__THE INPUT__:
+ + + +

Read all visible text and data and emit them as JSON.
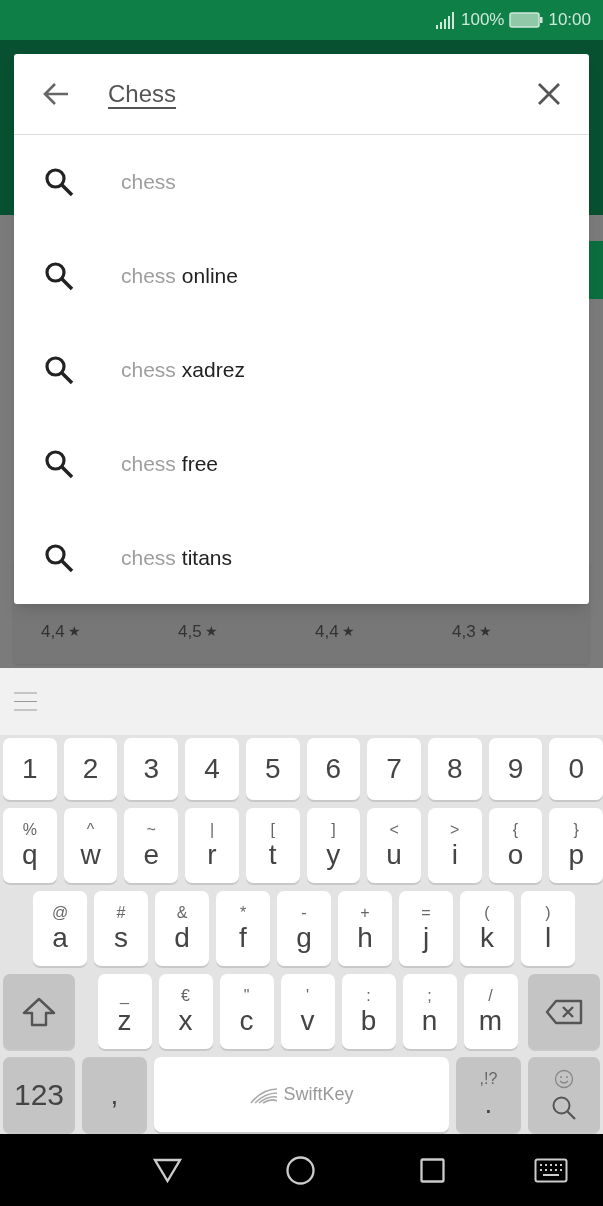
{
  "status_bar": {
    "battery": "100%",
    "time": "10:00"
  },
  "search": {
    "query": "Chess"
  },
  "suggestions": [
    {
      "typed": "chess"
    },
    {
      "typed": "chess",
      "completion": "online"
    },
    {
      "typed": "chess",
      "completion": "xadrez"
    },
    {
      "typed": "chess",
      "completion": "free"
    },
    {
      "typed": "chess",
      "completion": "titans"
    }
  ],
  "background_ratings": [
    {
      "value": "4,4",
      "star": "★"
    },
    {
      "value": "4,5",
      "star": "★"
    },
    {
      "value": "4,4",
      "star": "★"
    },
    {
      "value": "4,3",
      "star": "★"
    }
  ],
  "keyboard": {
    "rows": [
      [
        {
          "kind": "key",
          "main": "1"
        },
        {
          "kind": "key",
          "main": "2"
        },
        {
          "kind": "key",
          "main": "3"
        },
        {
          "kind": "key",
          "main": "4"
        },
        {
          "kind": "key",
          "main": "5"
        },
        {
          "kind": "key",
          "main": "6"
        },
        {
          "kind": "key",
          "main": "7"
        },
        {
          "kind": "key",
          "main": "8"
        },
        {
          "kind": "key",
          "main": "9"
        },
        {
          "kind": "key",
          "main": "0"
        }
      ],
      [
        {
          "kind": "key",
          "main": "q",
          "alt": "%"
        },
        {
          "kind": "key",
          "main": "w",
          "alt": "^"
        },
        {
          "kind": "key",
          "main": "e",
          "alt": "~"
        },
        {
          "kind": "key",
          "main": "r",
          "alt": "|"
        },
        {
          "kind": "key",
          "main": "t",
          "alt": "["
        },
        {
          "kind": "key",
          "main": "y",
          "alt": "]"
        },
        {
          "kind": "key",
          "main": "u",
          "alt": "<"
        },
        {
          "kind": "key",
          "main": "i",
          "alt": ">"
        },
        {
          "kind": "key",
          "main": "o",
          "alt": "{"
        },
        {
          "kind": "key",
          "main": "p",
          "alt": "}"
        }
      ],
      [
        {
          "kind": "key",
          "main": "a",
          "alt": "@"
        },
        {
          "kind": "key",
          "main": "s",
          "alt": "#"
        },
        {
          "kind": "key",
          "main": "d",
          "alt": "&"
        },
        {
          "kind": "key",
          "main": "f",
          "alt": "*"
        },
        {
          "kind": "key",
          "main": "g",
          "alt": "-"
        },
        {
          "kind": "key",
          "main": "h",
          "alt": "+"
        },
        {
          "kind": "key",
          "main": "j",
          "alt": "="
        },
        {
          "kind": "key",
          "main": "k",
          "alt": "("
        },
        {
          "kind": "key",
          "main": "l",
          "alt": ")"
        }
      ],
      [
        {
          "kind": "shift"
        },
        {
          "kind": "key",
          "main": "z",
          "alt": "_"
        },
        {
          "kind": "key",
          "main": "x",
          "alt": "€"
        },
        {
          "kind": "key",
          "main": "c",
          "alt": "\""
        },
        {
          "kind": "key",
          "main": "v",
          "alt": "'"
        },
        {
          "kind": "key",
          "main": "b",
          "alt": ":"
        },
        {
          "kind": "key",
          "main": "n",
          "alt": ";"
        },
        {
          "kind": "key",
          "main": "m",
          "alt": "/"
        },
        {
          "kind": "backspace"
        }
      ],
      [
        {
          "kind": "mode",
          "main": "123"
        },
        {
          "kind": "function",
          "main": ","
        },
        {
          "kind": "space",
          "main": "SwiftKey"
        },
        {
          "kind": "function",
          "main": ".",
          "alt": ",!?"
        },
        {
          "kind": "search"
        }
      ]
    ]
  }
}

+ + + +

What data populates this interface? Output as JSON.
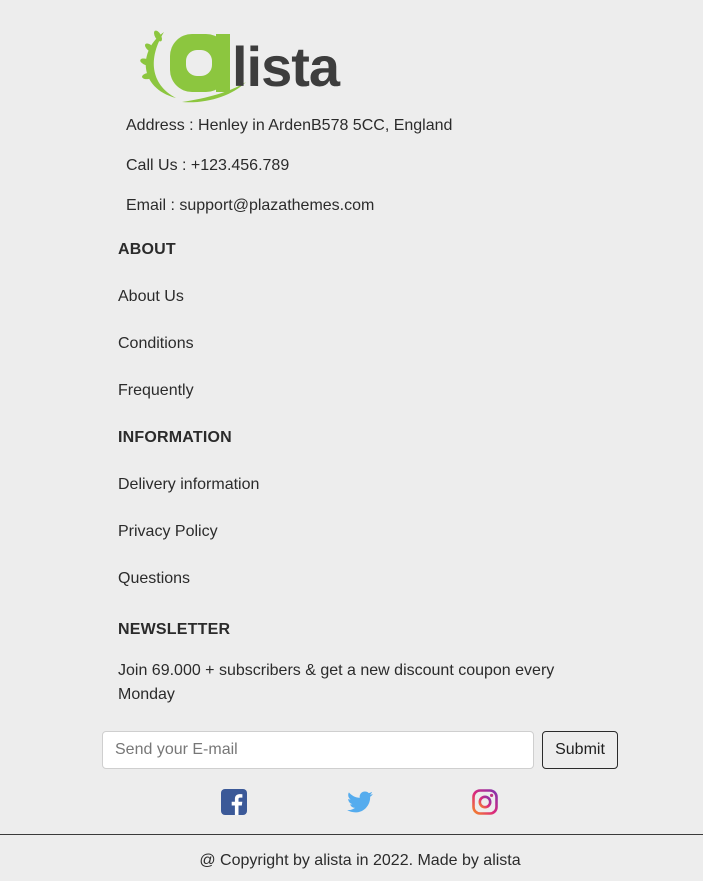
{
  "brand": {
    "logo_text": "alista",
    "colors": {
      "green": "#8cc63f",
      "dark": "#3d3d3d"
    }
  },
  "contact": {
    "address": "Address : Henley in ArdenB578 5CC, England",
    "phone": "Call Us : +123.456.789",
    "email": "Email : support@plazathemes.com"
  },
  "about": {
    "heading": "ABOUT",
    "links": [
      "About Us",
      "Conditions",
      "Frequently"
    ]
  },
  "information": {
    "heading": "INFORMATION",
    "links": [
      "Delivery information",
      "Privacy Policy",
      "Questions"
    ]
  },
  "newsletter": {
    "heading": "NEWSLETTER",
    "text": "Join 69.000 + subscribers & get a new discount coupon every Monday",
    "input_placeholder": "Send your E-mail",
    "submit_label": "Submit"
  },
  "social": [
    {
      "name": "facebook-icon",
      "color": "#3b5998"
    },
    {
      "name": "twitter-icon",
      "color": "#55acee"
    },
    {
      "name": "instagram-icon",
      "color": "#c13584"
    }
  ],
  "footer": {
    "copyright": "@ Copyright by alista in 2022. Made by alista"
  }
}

+ + + +

Among the lines of the data above, count those holding "name" and state only the number.

__RESULT BELOW__:
3